Work to complete:
Each line containing the word "price" must be reported.

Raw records
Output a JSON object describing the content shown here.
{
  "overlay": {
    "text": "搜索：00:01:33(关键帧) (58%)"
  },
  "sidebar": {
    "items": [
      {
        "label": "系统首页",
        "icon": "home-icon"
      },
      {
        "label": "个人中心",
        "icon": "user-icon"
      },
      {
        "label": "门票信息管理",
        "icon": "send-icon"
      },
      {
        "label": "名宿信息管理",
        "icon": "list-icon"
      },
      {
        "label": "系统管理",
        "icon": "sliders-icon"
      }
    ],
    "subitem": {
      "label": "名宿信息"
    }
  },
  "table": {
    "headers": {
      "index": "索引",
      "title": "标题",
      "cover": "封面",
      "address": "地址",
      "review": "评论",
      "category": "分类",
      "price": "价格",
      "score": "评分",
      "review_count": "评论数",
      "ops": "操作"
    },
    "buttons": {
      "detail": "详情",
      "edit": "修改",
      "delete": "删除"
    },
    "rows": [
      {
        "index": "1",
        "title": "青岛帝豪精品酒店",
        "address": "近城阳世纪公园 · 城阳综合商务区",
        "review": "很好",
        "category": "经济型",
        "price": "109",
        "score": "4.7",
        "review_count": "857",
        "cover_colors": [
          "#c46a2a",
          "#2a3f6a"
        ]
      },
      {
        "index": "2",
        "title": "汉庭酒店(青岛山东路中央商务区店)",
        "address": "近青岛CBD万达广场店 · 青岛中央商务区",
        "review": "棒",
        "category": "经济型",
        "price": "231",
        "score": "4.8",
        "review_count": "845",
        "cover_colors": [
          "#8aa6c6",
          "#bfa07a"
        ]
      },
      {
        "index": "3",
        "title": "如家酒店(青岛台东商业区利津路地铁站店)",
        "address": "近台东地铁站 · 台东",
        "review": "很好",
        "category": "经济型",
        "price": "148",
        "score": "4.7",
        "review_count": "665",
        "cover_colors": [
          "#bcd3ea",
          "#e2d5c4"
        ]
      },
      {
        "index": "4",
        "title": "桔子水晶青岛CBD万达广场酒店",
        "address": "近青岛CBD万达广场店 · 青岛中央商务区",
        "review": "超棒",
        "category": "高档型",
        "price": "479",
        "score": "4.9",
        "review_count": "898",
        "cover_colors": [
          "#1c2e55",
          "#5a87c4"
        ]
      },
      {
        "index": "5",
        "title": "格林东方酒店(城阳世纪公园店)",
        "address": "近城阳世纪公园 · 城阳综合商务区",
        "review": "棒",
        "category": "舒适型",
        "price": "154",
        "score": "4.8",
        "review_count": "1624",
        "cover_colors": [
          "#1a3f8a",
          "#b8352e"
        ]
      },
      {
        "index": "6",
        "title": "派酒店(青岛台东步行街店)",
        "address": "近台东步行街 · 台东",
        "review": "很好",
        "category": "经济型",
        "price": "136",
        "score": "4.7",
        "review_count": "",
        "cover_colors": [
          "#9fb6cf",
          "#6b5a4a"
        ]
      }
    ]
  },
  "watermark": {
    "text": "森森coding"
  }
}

Problem solution:
      "price": "价格",
        "price": "109",
        "price": "231",
        "price": "148",
        "price": "479",
        "price": "154",
        "price": "136",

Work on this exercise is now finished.